▶ What you should do
Repeat each line exactly as it is written.

▶ Data to use
[BEGIN]

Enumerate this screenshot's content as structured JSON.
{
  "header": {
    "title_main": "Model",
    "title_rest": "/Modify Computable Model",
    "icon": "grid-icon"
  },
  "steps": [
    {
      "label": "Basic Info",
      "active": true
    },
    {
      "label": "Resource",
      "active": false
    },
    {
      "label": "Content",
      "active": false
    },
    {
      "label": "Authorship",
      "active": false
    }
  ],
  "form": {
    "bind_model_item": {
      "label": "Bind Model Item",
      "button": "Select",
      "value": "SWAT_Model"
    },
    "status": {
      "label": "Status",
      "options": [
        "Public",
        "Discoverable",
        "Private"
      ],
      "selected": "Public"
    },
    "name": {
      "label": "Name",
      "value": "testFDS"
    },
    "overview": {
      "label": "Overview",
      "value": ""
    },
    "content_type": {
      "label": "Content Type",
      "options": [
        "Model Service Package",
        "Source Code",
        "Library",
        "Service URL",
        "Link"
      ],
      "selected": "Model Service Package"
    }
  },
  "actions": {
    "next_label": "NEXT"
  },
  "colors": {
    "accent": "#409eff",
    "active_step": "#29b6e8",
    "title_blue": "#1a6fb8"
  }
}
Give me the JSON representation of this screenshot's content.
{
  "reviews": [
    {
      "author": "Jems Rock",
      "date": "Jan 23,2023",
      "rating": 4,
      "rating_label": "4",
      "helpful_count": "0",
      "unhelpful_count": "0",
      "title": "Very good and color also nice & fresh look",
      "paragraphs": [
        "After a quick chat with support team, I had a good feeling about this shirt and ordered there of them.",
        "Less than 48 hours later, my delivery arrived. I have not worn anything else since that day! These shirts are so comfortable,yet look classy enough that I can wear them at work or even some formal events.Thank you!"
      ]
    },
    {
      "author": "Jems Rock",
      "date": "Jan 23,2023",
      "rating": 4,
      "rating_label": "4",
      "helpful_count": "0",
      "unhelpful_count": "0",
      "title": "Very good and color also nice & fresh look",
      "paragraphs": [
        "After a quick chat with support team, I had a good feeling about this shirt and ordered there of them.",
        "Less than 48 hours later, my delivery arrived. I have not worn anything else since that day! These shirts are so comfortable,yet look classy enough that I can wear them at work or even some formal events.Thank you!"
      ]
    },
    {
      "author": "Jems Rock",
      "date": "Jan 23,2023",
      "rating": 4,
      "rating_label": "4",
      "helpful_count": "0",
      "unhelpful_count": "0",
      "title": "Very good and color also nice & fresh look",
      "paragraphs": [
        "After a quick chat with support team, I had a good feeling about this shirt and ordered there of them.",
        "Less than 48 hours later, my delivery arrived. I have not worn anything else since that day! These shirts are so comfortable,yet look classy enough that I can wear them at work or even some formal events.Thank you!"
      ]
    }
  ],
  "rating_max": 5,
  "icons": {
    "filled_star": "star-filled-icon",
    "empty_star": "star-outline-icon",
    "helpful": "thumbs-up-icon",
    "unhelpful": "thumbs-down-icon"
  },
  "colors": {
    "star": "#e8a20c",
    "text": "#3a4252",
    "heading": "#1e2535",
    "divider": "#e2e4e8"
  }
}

[END]

▶ Answer for the task
Enumerate this screenshot's content as structured JSON.
{
  "header": {
    "title_main": "Model",
    "title_rest": "/Modify Computable Model",
    "icon": "grid-icon"
  },
  "steps": [
    {
      "label": "Basic Info",
      "active": true
    },
    {
      "label": "Resource",
      "active": false
    },
    {
      "label": "Content",
      "active": false
    },
    {
      "label": "Authorship",
      "active": false
    }
  ],
  "form": {
    "bind_model_item": {
      "label": "Bind Model Item",
      "button": "Select",
      "value": "SWAT_Model"
    },
    "status": {
      "label": "Status",
      "options": [
        "Public",
        "Discoverable",
        "Private"
      ],
      "selected": "Public"
    },
    "name": {
      "label": "Name",
      "value": "testFDS"
    },
    "overview": {
      "label": "Overview",
      "value": ""
    },
    "content_type": {
      "label": "Content Type",
      "options": [
        "Model Service Package",
        "Source Code",
        "Library",
        "Service URL",
        "Link"
      ],
      "selected": "Model Service Package"
    }
  },
  "actions": {
    "next_label": "NEXT"
  },
  "colors": {
    "accent": "#409eff",
    "active_step": "#29b6e8",
    "title_blue": "#1a6fb8"
  }
}
Give me the JSON representation of this screenshot's content.
{
  "reviews": [
    {
      "author": "Jems Rock",
      "date": "Jan 23,2023",
      "rating": 4,
      "rating_label": "4",
      "helpful_count": "0",
      "unhelpful_count": "0",
      "title": "Very good and color also nice & fresh look",
      "paragraphs": [
        "After a quick chat with support team, I had a good feeling about this shirt and ordered there of them.",
        "Less than 48 hours later, my delivery arrived. I have not worn anything else since that day! These shirts are so comfortable,yet look classy enough that I can wear them at work or even some formal events.Thank you!"
      ]
    },
    {
      "author": "Jems Rock",
      "date": "Jan 23,2023",
      "rating": 4,
      "rating_label": "4",
      "helpful_count": "0",
      "unhelpful_count": "0",
      "title": "Very good and color also nice & fresh look",
      "paragraphs": [
        "After a quick chat with support team, I had a good feeling about this shirt and ordered there of them.",
        "Less than 48 hours later, my delivery arrived. I have not worn anything else since that day! These shirts are so comfortable,yet look classy enough that I can wear them at work or even some formal events.Thank you!"
      ]
    },
    {
      "author": "Jems Rock",
      "date": "Jan 23,2023",
      "rating": 4,
      "rating_label": "4",
      "helpful_count": "0",
      "unhelpful_count": "0",
      "title": "Very good and color also nice & fresh look",
      "paragraphs": [
        "After a quick chat with support team, I had a good feeling about this shirt and ordered there of them.",
        "Less than 48 hours later, my delivery arrived. I have not worn anything else since that day! These shirts are so comfortable,yet look classy enough that I can wear them at work or even some formal events.Thank you!"
      ]
    }
  ],
  "rating_max": 5,
  "icons": {
    "filled_star": "star-filled-icon",
    "empty_star": "star-outline-icon",
    "helpful": "thumbs-up-icon",
    "unhelpful": "thumbs-down-icon"
  },
  "colors": {
    "star": "#e8a20c",
    "text": "#3a4252",
    "heading": "#1e2535",
    "divider": "#e2e4e8"
  }
}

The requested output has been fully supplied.